PROBLEM DETAILS: Pull out from the material below all lines with "三国志演義".

INPUT DATA:
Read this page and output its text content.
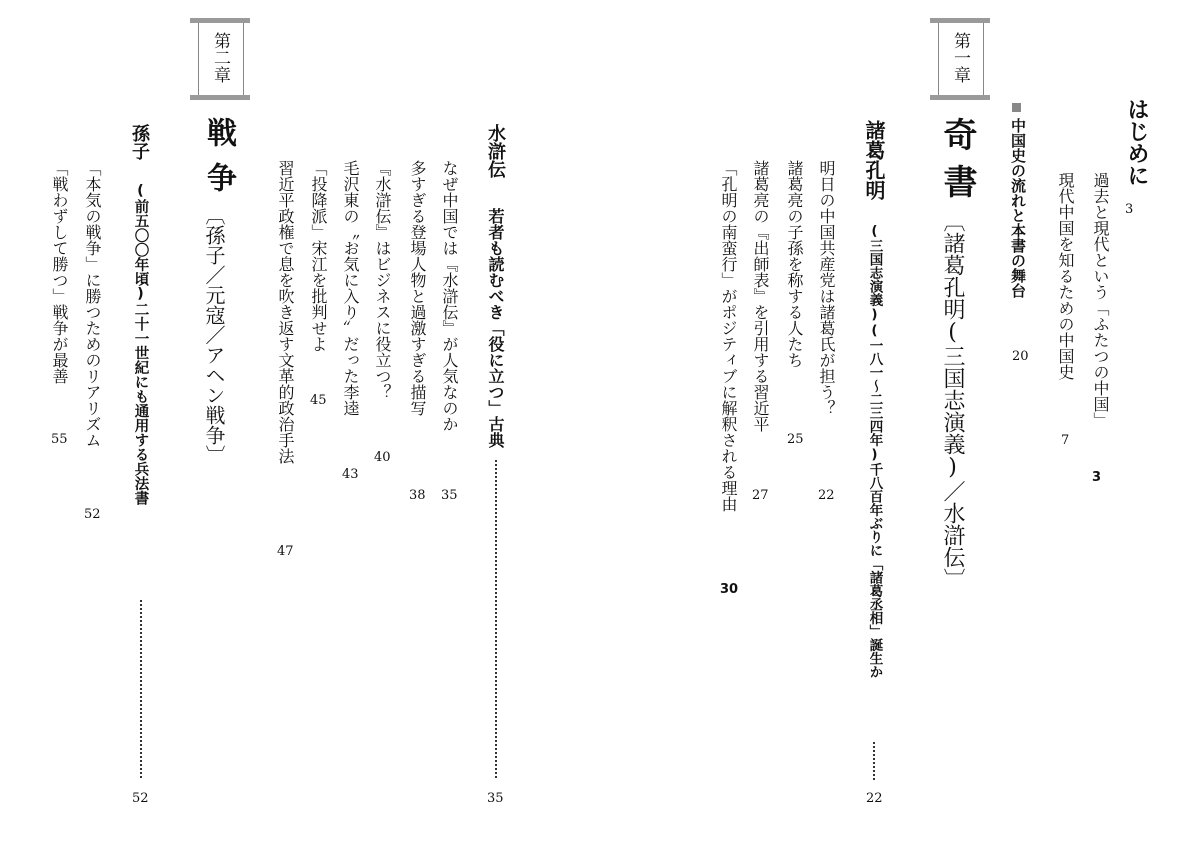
はじめに
3
過去と現代という「ふたつの中国」
3
現代中国を知るための中国史
7
中国史の流れと本書の舞台
20
第一章
奇
書
〔諸葛孔明(三国志演義)／水滸伝〕
諸葛孔明
(三国志演義)(一八一～二三四年)千八百年ぶりに「諸葛丞相」誕生か
22
明日の中国共産党は諸葛氏が担う？
22
諸葛亮の子孫を称する人たち
25
諸葛亮の『出師表』を引用する習近平
27
「孔明の南蛮行」がポジティブに解釈される理由
30
水滸伝
若者も読むべき「役に立つ」古典
35
なぜ中国では『水滸伝』が人気なのか
35
多すぎる登場人物と過激すぎる描写
38
『水滸伝』はビジネスに役立つ？
40
毛沢東の〝お気に入り〟だった李逵
43
「投降派」宋江を批判せよ
45
習近平政権で息を吹き返す文革的政治手法
47
第二章
戦
争
〔孫子／元寇／アヘン戦争〕
孫子
(前五〇〇年頃)二十一世紀にも通用する兵法書
52
「本気の戦争」に勝つためのリアリズム
52
「戦わずして勝つ」戦争が最善
55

TASK RESULT:
〔諸葛孔明(三国志演義)／水滸伝〕
(三国志演義)(一八一～二三四年)千八百年ぶりに「諸葛丞相」誕生か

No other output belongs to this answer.